**Available data**
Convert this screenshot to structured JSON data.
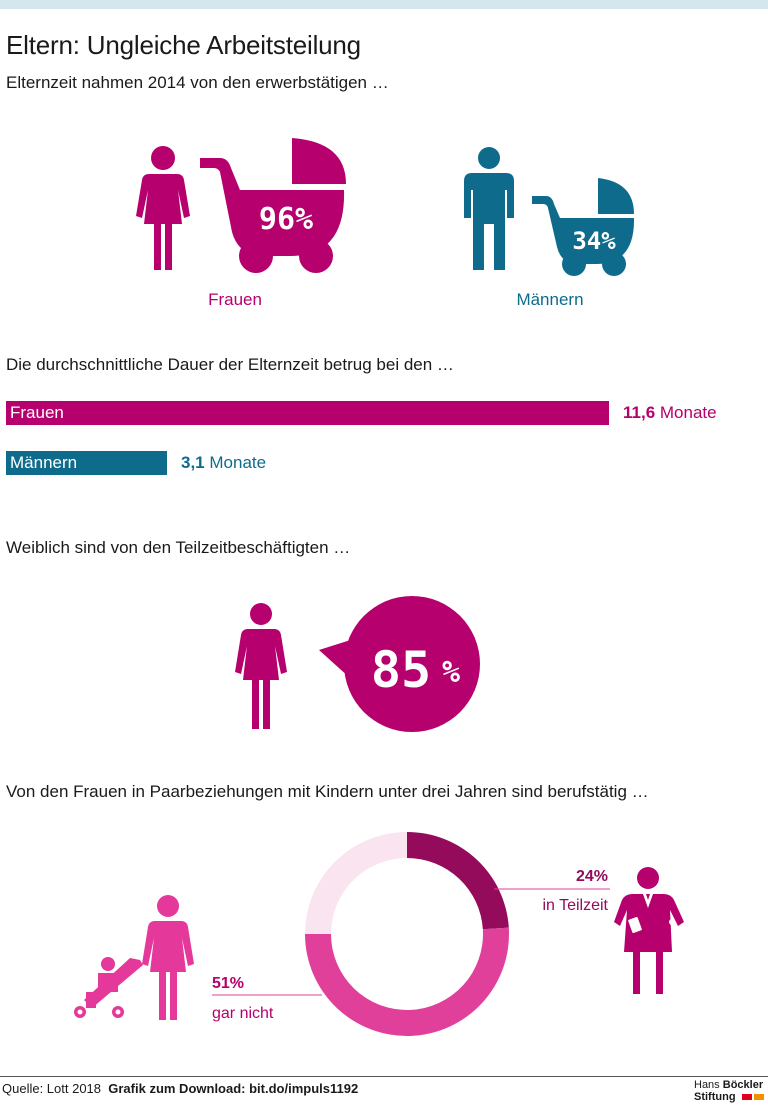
{
  "title": "Eltern: Ungleiche Arbeitsteilung",
  "colors": {
    "women": "#b5006d",
    "men": "#0f6b8c",
    "women_light": "#e0409a",
    "women_dark": "#940b5c",
    "women_pale": "#fae4f0",
    "baby": "#e4389a"
  },
  "icons": [
    "woman-icon",
    "man-icon",
    "stroller-icon",
    "speech-bubble-icon",
    "businesswoman-icon"
  ],
  "section1": {
    "heading": "Elternzeit nahmen 2014 von den erwerbstätigen …",
    "women": {
      "label": "Frauen",
      "value": 96,
      "value_text": "96%"
    },
    "men": {
      "label": "Männern",
      "value": 34,
      "value_text": "34%"
    }
  },
  "section2": {
    "heading": "Die durchschnittliche Dauer der Elternzeit betrug bei den …",
    "unit": "Monate",
    "women": {
      "label": "Frauen",
      "value": 11.6,
      "value_text": "11,6"
    },
    "men": {
      "label": "Männern",
      "value": 3.1,
      "value_text": "3,1"
    }
  },
  "section3": {
    "heading": "Weiblich sind von den Teilzeitbeschäftigten …",
    "value": 85,
    "value_text": "85",
    "unit": "%"
  },
  "section4": {
    "heading": "Von den Frauen in Paarbeziehungen mit Kindern unter drei Jahren sind berufstätig …",
    "parttime": {
      "value_text": "24%",
      "label": "in Teilzeit"
    },
    "notworking": {
      "value_text": "51%",
      "label": "gar nicht"
    }
  },
  "chart_data": [
    {
      "type": "bar",
      "categories": [
        "Frauen",
        "Männern"
      ],
      "values": [
        96,
        34
      ],
      "title": "Elternzeit nahmen 2014 von den erwerbstätigen …",
      "unit": "%"
    },
    {
      "type": "bar",
      "orientation": "horizontal",
      "categories": [
        "Frauen",
        "Männern"
      ],
      "values": [
        11.6,
        3.1
      ],
      "title": "Die durchschnittliche Dauer der Elternzeit betrug bei den …",
      "unit": "Monate"
    },
    {
      "type": "pie",
      "title": "Von den Frauen in Paarbeziehungen mit Kindern unter drei Jahren sind berufstätig …",
      "categories": [
        "in Teilzeit",
        "",
        "gar nicht"
      ],
      "values": [
        24,
        25,
        51
      ]
    }
  ],
  "footer": {
    "source": "Quelle: Lott 2018",
    "download": "Grafik zum Download: bit.do/impuls1192",
    "logo_line1_a": "Hans",
    "logo_line1_b": "Böckler",
    "logo_line2": "Stiftung"
  }
}
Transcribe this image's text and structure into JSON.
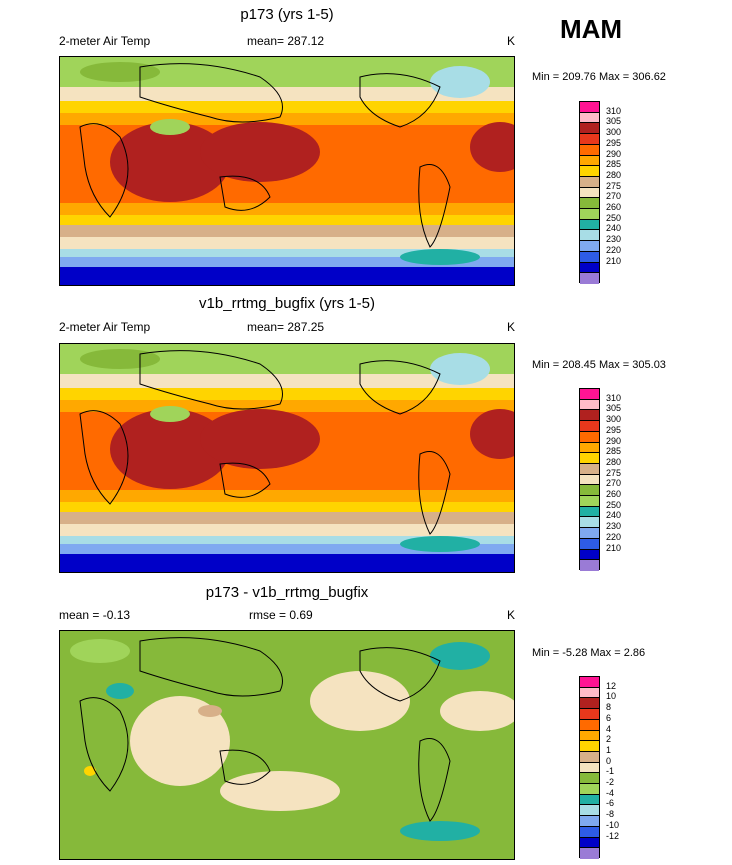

**Job**
Identify which lines contain the word "unter" and copy each one.

**The answer**
    "heading": "Von den Frauen in Paarbeziehungen mit Kindern unter drei Jahren sind berufstätig …",
      "title": "Von den Frauen in Paarbeziehungen mit Kindern unter drei Jahren sind berufstätig …",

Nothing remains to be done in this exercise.